_Exercise task:_
Check each line below for "readable" and report how many have it, nothing else.

-------- Data for this task

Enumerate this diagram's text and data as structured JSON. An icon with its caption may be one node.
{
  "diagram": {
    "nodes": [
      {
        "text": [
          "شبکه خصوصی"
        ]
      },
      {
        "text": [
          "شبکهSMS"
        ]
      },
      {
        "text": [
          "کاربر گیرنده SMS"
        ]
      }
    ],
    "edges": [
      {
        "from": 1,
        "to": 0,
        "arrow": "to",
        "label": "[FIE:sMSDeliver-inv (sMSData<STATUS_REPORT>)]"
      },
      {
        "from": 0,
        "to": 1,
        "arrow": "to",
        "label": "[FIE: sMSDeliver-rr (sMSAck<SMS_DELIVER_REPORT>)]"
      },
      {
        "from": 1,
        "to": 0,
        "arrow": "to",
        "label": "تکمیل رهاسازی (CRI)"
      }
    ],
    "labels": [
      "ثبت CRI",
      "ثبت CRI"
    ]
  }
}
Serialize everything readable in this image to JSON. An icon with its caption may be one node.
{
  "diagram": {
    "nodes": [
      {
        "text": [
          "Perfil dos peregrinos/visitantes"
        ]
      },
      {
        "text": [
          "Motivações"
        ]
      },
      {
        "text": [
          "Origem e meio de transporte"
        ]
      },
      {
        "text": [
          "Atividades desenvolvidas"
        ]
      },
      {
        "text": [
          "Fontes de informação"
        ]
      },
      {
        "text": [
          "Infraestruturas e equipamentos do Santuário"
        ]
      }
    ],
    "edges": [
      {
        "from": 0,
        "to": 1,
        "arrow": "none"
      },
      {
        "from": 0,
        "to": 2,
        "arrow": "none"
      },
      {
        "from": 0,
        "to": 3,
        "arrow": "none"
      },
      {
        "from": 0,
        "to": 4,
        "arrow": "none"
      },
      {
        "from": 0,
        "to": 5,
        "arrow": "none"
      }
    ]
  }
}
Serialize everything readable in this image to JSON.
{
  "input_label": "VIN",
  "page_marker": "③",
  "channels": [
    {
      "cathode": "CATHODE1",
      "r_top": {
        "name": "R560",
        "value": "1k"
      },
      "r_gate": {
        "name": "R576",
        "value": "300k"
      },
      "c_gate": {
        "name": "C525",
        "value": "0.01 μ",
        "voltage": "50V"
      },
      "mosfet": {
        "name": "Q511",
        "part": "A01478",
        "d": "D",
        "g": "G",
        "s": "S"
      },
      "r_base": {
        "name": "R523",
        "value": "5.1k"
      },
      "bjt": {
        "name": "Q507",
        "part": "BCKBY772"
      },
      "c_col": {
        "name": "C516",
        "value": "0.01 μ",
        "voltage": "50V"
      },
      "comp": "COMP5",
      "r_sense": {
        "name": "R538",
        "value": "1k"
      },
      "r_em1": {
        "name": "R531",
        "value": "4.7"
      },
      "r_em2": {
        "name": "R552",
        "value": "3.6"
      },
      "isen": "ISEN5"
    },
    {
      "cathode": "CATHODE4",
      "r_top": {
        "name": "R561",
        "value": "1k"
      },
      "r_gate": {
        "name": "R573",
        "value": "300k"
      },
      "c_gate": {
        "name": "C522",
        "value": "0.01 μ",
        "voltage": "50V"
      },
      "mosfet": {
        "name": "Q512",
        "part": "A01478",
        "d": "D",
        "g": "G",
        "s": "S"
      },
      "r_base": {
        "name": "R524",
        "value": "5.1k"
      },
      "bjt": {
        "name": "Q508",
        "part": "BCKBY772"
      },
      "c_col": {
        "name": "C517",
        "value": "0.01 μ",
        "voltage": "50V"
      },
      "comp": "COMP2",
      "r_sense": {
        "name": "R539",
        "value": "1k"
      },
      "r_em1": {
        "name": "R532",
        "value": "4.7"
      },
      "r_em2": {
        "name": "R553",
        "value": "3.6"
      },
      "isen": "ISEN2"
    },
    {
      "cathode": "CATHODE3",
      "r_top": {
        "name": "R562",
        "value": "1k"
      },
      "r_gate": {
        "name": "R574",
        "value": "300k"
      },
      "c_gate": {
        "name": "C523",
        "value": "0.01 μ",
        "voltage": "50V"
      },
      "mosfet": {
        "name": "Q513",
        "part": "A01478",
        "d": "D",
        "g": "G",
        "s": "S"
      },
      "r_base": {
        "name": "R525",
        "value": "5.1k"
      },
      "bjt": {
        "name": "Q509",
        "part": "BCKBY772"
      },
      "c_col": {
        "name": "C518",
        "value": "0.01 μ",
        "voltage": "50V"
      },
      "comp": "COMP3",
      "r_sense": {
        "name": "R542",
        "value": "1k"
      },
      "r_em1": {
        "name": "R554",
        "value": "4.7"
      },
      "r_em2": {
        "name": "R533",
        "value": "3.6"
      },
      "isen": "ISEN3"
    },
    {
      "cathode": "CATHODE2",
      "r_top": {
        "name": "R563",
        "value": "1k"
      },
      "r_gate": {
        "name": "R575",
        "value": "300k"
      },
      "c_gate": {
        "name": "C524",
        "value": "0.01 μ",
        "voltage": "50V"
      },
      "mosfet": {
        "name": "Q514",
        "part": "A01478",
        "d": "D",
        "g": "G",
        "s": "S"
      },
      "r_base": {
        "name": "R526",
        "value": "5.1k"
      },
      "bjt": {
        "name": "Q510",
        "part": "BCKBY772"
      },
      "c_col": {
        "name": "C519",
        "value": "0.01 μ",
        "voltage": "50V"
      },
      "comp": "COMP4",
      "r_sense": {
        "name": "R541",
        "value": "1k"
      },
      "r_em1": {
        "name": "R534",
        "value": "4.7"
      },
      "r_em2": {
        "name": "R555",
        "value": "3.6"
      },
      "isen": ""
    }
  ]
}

----------------

_Response:_
2